● **Exercise**
Pictures do not belong in the copy. Return all of the entries exactly.

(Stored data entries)
....
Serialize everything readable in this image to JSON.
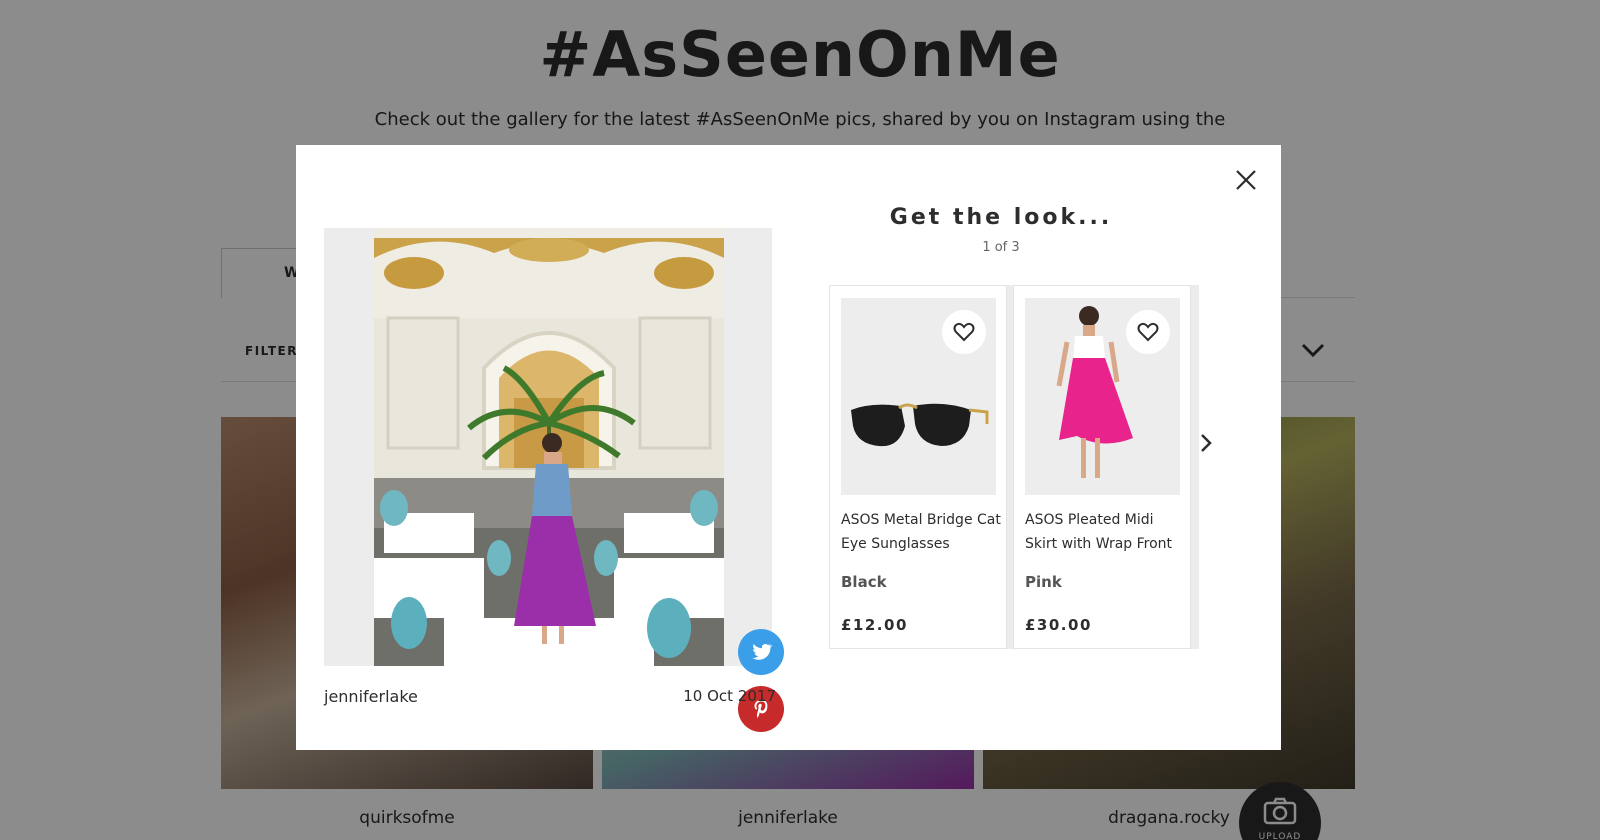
{
  "page": {
    "title": "#AsSeenOnMe",
    "intro_line1": "Check out the gallery for the latest #AsSeenOnMe pics, shared by you on Instagram using the",
    "tab_active_label": "W",
    "filter_label": "FILTER",
    "gallery_captions": [
      "quirksofme",
      "jenniferlake",
      "dragana.rocky"
    ],
    "upload_label": "UPLOAD"
  },
  "modal": {
    "photo_user": "jenniferlake",
    "photo_date": "10 Oct 2017",
    "look_title": "Get the look...",
    "look_count": "1 of 3",
    "products": [
      {
        "name": "ASOS Metal Bridge Cat Eye Sunglasses",
        "colour": "Black",
        "price": "£12.00"
      },
      {
        "name": "ASOS Pleated Midi Skirt with Wrap Front",
        "colour": "Pink",
        "price": "£30.00"
      }
    ]
  },
  "colors": {
    "twitter": "#3a9ee8",
    "pinterest": "#c62a2a",
    "text": "#2d2d2d",
    "skirt_magenta": "#9a2fa9",
    "skirt_pink": "#e8238c"
  },
  "icons": [
    "close-icon",
    "twitter-icon",
    "pinterest-icon",
    "heart-icon",
    "chevron-right-icon",
    "chevron-down-icon",
    "camera-icon"
  ]
}
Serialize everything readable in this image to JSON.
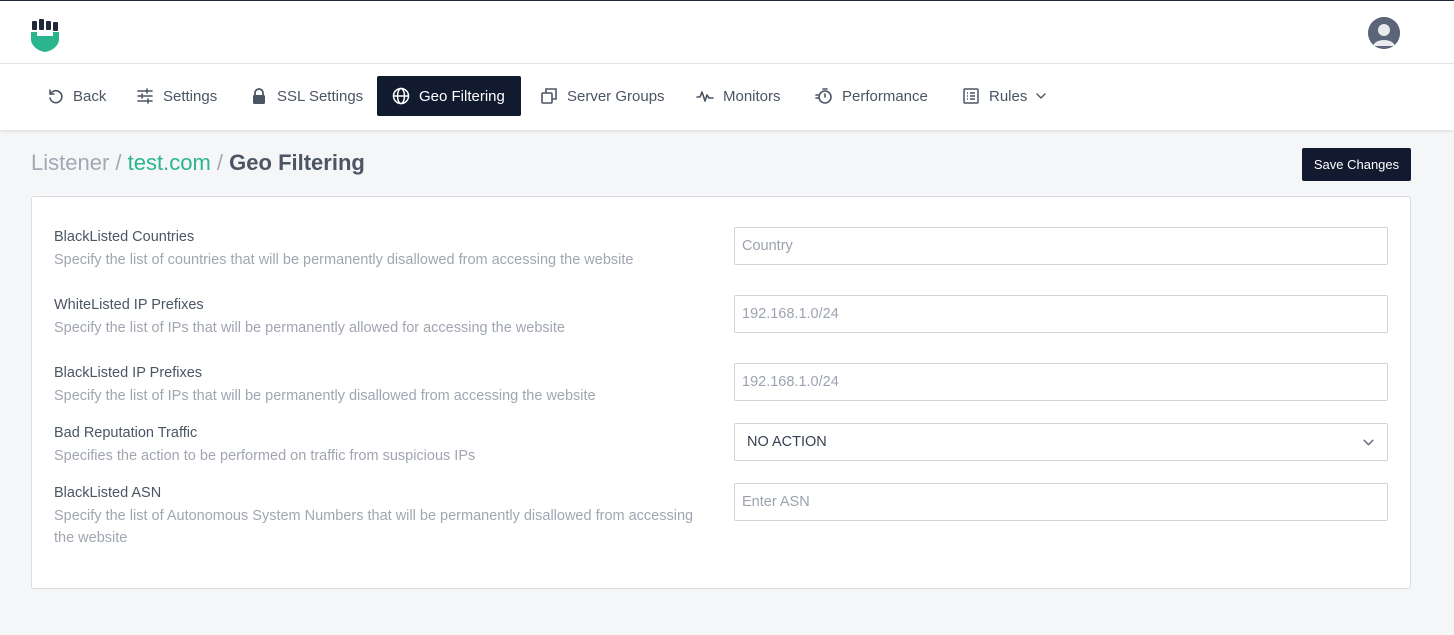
{
  "nav": {
    "items": [
      {
        "label": "Back",
        "icon": "undo-icon"
      },
      {
        "label": "Settings",
        "icon": "sliders-icon"
      },
      {
        "label": "SSL Settings",
        "icon": "lock-icon"
      },
      {
        "label": "Geo Filtering",
        "icon": "globe-icon",
        "active": true
      },
      {
        "label": "Server Groups",
        "icon": "copy-icon"
      },
      {
        "label": "Monitors",
        "icon": "pulse-icon"
      },
      {
        "label": "Performance",
        "icon": "stopwatch-icon"
      },
      {
        "label": "Rules",
        "icon": "list-icon",
        "has_dropdown": true
      }
    ]
  },
  "breadcrumb": {
    "root": "Listener",
    "separator": "/",
    "site": "test.com",
    "current": "Geo Filtering"
  },
  "actions": {
    "save_label": "Save Changes"
  },
  "form": {
    "fields": [
      {
        "label": "BlackListed Countries",
        "description": "Specify the list of countries that will be permanently disallowed from accessing the website",
        "placeholder": "Country"
      },
      {
        "label": "WhiteListed IP Prefixes",
        "description": "Specify the list of IPs that will be permanently allowed for accessing the website",
        "placeholder": "192.168.1.0/24"
      },
      {
        "label": "BlackListed IP Prefixes",
        "description": "Specify the list of IPs that will be permanently disallowed from accessing the website",
        "placeholder": "192.168.1.0/24"
      },
      {
        "label": "Bad Reputation Traffic",
        "description": "Specifies the action to be performed on traffic from suspicious IPs",
        "selected": "NO ACTION"
      },
      {
        "label": "BlackListed ASN",
        "description": "Specify the list of Autonomous System Numbers that will be permanently disallowed from accessing the website",
        "placeholder": "Enter ASN"
      }
    ]
  },
  "colors": {
    "primary_dark": "#111a2e",
    "accent_green": "#2bb58f"
  }
}
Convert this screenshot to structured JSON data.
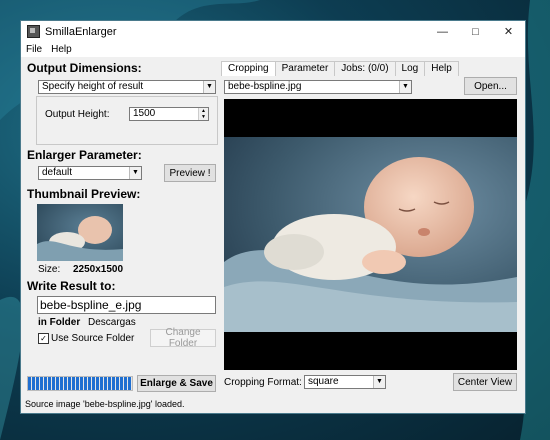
{
  "window": {
    "title": "SmillaEnlarger"
  },
  "menu": [
    "File",
    "Help"
  ],
  "output_dimensions": {
    "heading": "Output Dimensions:",
    "mode_selected": "Specify height of result",
    "height_label": "Output Height:",
    "height_value": "1500"
  },
  "enlarger": {
    "heading": "Enlarger Parameter:",
    "preset_selected": "default",
    "preview_button": "Preview !"
  },
  "thumbnail": {
    "heading": "Thumbnail Preview:",
    "size_label": "Size:",
    "size_value": "2250x1500"
  },
  "write_result": {
    "heading": "Write Result to:",
    "filename": "bebe-bspline_e.jpg",
    "folder_label": "in Folder",
    "folder_value": "Descargas",
    "use_source_label": "Use Source Folder",
    "use_source_checked": true,
    "change_folder_button": "Change Folder"
  },
  "progress": {
    "value": 1.0
  },
  "enlarge_button": "Enlarge & Save",
  "status_text": "Source image 'bebe-bspline.jpg' loaded.",
  "tabs": [
    "Cropping",
    "Parameter",
    "Jobs: (0/0)",
    "Log",
    "Help"
  ],
  "active_tab": "Cropping",
  "source_file": "bebe-bspline.jpg",
  "open_button": "Open...",
  "cropping_format_label": "Cropping Format:",
  "cropping_format_value": "square",
  "center_view_button": "Center View",
  "colors": {
    "accent": "#1f6fd1",
    "window_bg": "#f0f0f0"
  }
}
....
● **Full answer**
Serialize everything readable in this image to JSON.
{
  "page": {
    "title": "#AsSeenOnMe",
    "intro_line1": "Check out the gallery for the latest #AsSeenOnMe pics, shared by you on Instagram using the",
    "tab_active_label": "W",
    "filter_label": "FILTER",
    "gallery_captions": [
      "quirksofme",
      "jenniferlake",
      "dragana.rocky"
    ],
    "upload_label": "UPLOAD"
  },
  "modal": {
    "photo_user": "jenniferlake",
    "photo_date": "10 Oct 2017",
    "look_title": "Get the look...",
    "look_count": "1 of 3",
    "products": [
      {
        "name": "ASOS Metal Bridge Cat Eye Sunglasses",
        "colour": "Black",
        "price": "£12.00"
      },
      {
        "name": "ASOS Pleated Midi Skirt with Wrap Front",
        "colour": "Pink",
        "price": "£30.00"
      }
    ]
  },
  "colors": {
    "twitter": "#3a9ee8",
    "pinterest": "#c62a2a",
    "text": "#2d2d2d",
    "skirt_magenta": "#9a2fa9",
    "skirt_pink": "#e8238c"
  },
  "icons": [
    "close-icon",
    "twitter-icon",
    "pinterest-icon",
    "heart-icon",
    "chevron-right-icon",
    "chevron-down-icon",
    "camera-icon"
  ]
}
Serialize everything readable in this image to JSON.
{
  "nav": {
    "items": [
      {
        "label": "Back",
        "icon": "undo-icon"
      },
      {
        "label": "Settings",
        "icon": "sliders-icon"
      },
      {
        "label": "SSL Settings",
        "icon": "lock-icon"
      },
      {
        "label": "Geo Filtering",
        "icon": "globe-icon",
        "active": true
      },
      {
        "label": "Server Groups",
        "icon": "copy-icon"
      },
      {
        "label": "Monitors",
        "icon": "pulse-icon"
      },
      {
        "label": "Performance",
        "icon": "stopwatch-icon"
      },
      {
        "label": "Rules",
        "icon": "list-icon",
        "has_dropdown": true
      }
    ]
  },
  "breadcrumb": {
    "root": "Listener",
    "separator": "/",
    "site": "test.com",
    "current": "Geo Filtering"
  },
  "actions": {
    "save_label": "Save Changes"
  },
  "form": {
    "fields": [
      {
        "label": "BlackListed Countries",
        "description": "Specify the list of countries that will be permanently disallowed from accessing the website",
        "placeholder": "Country"
      },
      {
        "label": "WhiteListed IP Prefixes",
        "description": "Specify the list of IPs that will be permanently allowed for accessing the website",
        "placeholder": "192.168.1.0/24"
      },
      {
        "label": "BlackListed IP Prefixes",
        "description": "Specify the list of IPs that will be permanently disallowed from accessing the website",
        "placeholder": "192.168.1.0/24"
      },
      {
        "label": "Bad Reputation Traffic",
        "description": "Specifies the action to be performed on traffic from suspicious IPs",
        "selected": "NO ACTION"
      },
      {
        "label": "BlackListed ASN",
        "description": "Specify the list of Autonomous System Numbers that will be permanently disallowed from accessing the website",
        "placeholder": "Enter ASN"
      }
    ]
  },
  "colors": {
    "primary_dark": "#111a2e",
    "accent_green": "#2bb58f"
  }
}
Convert this screenshot to structured JSON data.
{
  "window": {
    "title": "SmillaEnlarger"
  },
  "menu": [
    "File",
    "Help"
  ],
  "output_dimensions": {
    "heading": "Output Dimensions:",
    "mode_selected": "Specify height of result",
    "height_label": "Output Height:",
    "height_value": "1500"
  },
  "enlarger": {
    "heading": "Enlarger Parameter:",
    "preset_selected": "default",
    "preview_button": "Preview !"
  },
  "thumbnail": {
    "heading": "Thumbnail Preview:",
    "size_label": "Size:",
    "size_value": "2250x1500"
  },
  "write_result": {
    "heading": "Write Result to:",
    "filename": "bebe-bspline_e.jpg",
    "folder_label": "in Folder",
    "folder_value": "Descargas",
    "use_source_label": "Use Source Folder",
    "use_source_checked": true,
    "change_folder_button": "Change Folder"
  },
  "progress": {
    "value": 1.0
  },
  "enlarge_button": "Enlarge & Save",
  "status_text": "Source image 'bebe-bspline.jpg' loaded.",
  "tabs": [
    "Cropping",
    "Parameter",
    "Jobs: (0/0)",
    "Log",
    "Help"
  ],
  "active_tab": "Cropping",
  "source_file": "bebe-bspline.jpg",
  "open_button": "Open...",
  "cropping_format_label": "Cropping Format:",
  "cropping_format_value": "square",
  "center_view_button": "Center View",
  "colors": {
    "accent": "#1f6fd1",
    "window_bg": "#f0f0f0"
  }
}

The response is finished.